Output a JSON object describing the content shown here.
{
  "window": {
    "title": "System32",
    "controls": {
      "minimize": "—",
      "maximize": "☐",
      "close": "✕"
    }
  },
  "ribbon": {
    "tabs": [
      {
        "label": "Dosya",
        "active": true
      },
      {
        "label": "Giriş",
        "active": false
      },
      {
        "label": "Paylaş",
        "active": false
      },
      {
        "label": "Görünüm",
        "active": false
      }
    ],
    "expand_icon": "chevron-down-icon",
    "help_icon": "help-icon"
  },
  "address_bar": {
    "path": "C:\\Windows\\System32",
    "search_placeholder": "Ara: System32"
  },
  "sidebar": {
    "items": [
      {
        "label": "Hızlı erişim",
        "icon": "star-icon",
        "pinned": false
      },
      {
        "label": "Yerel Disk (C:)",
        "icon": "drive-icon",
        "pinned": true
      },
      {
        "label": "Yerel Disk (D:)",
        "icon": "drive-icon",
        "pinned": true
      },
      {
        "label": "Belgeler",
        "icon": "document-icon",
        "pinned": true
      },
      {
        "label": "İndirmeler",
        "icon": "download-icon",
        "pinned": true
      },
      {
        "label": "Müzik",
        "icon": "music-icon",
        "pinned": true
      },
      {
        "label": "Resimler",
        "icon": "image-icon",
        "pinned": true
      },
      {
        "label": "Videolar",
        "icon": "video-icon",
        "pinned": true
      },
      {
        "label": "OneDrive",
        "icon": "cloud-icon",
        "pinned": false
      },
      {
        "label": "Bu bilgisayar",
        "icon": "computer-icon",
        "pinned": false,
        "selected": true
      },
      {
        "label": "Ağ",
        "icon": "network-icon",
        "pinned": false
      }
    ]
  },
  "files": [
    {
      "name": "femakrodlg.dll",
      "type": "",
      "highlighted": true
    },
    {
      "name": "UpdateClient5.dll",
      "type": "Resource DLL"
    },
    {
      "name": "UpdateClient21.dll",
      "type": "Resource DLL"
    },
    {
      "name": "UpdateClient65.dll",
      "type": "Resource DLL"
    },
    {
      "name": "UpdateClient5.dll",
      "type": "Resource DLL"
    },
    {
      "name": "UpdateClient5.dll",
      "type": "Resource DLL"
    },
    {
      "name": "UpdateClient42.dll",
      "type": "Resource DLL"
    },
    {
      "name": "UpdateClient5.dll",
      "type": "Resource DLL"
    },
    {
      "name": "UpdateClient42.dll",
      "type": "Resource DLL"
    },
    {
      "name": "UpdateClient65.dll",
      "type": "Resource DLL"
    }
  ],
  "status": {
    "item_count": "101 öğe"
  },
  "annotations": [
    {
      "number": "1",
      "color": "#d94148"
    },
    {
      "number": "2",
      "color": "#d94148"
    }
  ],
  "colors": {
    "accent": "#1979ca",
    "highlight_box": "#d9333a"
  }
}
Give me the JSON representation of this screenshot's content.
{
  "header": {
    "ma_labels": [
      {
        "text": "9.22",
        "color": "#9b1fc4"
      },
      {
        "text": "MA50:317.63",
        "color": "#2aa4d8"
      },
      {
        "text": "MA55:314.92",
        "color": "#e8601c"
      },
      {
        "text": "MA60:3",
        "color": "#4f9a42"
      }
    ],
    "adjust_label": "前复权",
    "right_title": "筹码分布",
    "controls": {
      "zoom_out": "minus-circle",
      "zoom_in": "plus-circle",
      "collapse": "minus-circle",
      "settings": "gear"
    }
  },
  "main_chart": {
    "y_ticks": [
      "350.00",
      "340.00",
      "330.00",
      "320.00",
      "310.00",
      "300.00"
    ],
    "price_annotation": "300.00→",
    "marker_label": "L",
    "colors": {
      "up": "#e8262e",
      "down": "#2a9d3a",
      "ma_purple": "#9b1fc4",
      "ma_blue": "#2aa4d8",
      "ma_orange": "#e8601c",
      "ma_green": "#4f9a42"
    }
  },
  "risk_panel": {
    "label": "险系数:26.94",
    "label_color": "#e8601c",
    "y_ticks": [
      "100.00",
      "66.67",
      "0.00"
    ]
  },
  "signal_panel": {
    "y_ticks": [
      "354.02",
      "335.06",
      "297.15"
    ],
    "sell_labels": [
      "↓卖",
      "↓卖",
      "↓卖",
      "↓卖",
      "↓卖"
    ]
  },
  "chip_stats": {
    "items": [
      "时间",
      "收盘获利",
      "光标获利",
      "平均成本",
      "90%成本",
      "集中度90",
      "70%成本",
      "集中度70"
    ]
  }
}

****

— Written task —
Write out the data exactly as it stands.

— Full solution —
Output a JSON object describing the content shown here.
{
  "window": {
    "title": "System32",
    "controls": {
      "minimize": "—",
      "maximize": "☐",
      "close": "✕"
    }
  },
  "ribbon": {
    "tabs": [
      {
        "label": "Dosya",
        "active": true
      },
      {
        "label": "Giriş",
        "active": false
      },
      {
        "label": "Paylaş",
        "active": false
      },
      {
        "label": "Görünüm",
        "active": false
      }
    ],
    "expand_icon": "chevron-down-icon",
    "help_icon": "help-icon"
  },
  "address_bar": {
    "path": "C:\\Windows\\System32",
    "search_placeholder": "Ara: System32"
  },
  "sidebar": {
    "items": [
      {
        "label": "Hızlı erişim",
        "icon": "star-icon",
        "pinned": false
      },
      {
        "label": "Yerel Disk (C:)",
        "icon": "drive-icon",
        "pinned": true
      },
      {
        "label": "Yerel Disk (D:)",
        "icon": "drive-icon",
        "pinned": true
      },
      {
        "label": "Belgeler",
        "icon": "document-icon",
        "pinned": true
      },
      {
        "label": "İndirmeler",
        "icon": "download-icon",
        "pinned": true
      },
      {
        "label": "Müzik",
        "icon": "music-icon",
        "pinned": true
      },
      {
        "label": "Resimler",
        "icon": "image-icon",
        "pinned": true
      },
      {
        "label": "Videolar",
        "icon": "video-icon",
        "pinned": true
      },
      {
        "label": "OneDrive",
        "icon": "cloud-icon",
        "pinned": false
      },
      {
        "label": "Bu bilgisayar",
        "icon": "computer-icon",
        "pinned": false,
        "selected": true
      },
      {
        "label": "Ağ",
        "icon": "network-icon",
        "pinned": false
      }
    ]
  },
  "files": [
    {
      "name": "femakrodlg.dll",
      "type": "",
      "highlighted": true
    },
    {
      "name": "UpdateClient5.dll",
      "type": "Resource DLL"
    },
    {
      "name": "UpdateClient21.dll",
      "type": "Resource DLL"
    },
    {
      "name": "UpdateClient65.dll",
      "type": "Resource DLL"
    },
    {
      "name": "UpdateClient5.dll",
      "type": "Resource DLL"
    },
    {
      "name": "UpdateClient5.dll",
      "type": "Resource DLL"
    },
    {
      "name": "UpdateClient42.dll",
      "type": "Resource DLL"
    },
    {
      "name": "UpdateClient5.dll",
      "type": "Resource DLL"
    },
    {
      "name": "UpdateClient42.dll",
      "type": "Resource DLL"
    },
    {
      "name": "UpdateClient65.dll",
      "type": "Resource DLL"
    }
  ],
  "status": {
    "item_count": "101 öğe"
  },
  "annotations": [
    {
      "number": "1",
      "color": "#d94148"
    },
    {
      "number": "2",
      "color": "#d94148"
    }
  ],
  "colors": {
    "accent": "#1979ca",
    "highlight_box": "#d9333a"
  }
}
Give me the JSON representation of this screenshot's content.
{
  "header": {
    "ma_labels": [
      {
        "text": "9.22",
        "color": "#9b1fc4"
      },
      {
        "text": "MA50:317.63",
        "color": "#2aa4d8"
      },
      {
        "text": "MA55:314.92",
        "color": "#e8601c"
      },
      {
        "text": "MA60:3",
        "color": "#4f9a42"
      }
    ],
    "adjust_label": "前复权",
    "right_title": "筹码分布",
    "controls": {
      "zoom_out": "minus-circle",
      "zoom_in": "plus-circle",
      "collapse": "minus-circle",
      "settings": "gear"
    }
  },
  "main_chart": {
    "y_ticks": [
      "350.00",
      "340.00",
      "330.00",
      "320.00",
      "310.00",
      "300.00"
    ],
    "price_annotation": "300.00→",
    "marker_label": "L",
    "colors": {
      "up": "#e8262e",
      "down": "#2a9d3a",
      "ma_purple": "#9b1fc4",
      "ma_blue": "#2aa4d8",
      "ma_orange": "#e8601c",
      "ma_green": "#4f9a42"
    }
  },
  "risk_panel": {
    "label": "险系数:26.94",
    "label_color": "#e8601c",
    "y_ticks": [
      "100.00",
      "66.67",
      "0.00"
    ]
  },
  "signal_panel": {
    "y_ticks": [
      "354.02",
      "335.06",
      "297.15"
    ],
    "sell_labels": [
      "↓卖",
      "↓卖",
      "↓卖",
      "↓卖",
      "↓卖"
    ]
  },
  "chip_stats": {
    "items": [
      "时间",
      "收盘获利",
      "光标获利",
      "平均成本",
      "90%成本",
      "集中度90",
      "70%成本",
      "集中度70"
    ]
  }
}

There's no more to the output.